GOAL
Give the number of lines holding the string "SARFO", and nothing else.

----------------------------------------

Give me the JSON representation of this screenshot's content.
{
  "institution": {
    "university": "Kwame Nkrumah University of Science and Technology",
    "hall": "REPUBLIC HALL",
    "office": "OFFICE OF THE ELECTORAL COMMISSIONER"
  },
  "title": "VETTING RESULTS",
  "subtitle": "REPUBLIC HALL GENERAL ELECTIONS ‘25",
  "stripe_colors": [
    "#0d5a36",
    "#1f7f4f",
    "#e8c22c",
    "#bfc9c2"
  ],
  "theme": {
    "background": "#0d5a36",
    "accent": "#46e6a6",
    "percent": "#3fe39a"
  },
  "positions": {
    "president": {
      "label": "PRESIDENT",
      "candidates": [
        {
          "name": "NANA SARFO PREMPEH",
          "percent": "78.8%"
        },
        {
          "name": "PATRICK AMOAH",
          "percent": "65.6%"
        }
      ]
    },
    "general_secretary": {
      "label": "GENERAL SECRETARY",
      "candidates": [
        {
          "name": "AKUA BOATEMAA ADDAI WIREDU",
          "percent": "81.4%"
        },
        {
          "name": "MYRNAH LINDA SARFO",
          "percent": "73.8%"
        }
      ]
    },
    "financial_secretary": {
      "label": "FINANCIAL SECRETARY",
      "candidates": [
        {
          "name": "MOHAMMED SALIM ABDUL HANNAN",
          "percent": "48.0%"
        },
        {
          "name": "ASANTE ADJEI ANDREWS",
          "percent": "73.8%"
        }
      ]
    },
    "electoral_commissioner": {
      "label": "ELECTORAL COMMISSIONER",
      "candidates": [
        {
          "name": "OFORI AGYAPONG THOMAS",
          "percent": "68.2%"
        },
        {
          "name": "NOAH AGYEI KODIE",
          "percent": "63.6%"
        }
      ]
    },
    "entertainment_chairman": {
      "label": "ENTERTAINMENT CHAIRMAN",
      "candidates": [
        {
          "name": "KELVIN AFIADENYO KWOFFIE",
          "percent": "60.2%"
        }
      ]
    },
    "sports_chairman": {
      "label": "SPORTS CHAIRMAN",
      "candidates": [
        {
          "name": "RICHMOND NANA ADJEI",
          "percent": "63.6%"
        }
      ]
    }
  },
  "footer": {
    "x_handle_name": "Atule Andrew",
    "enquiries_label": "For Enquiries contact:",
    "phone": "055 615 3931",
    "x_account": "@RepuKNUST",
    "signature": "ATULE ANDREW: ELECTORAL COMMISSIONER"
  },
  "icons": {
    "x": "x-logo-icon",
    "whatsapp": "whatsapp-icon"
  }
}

----------------------------------------

FULL OUTPUT
2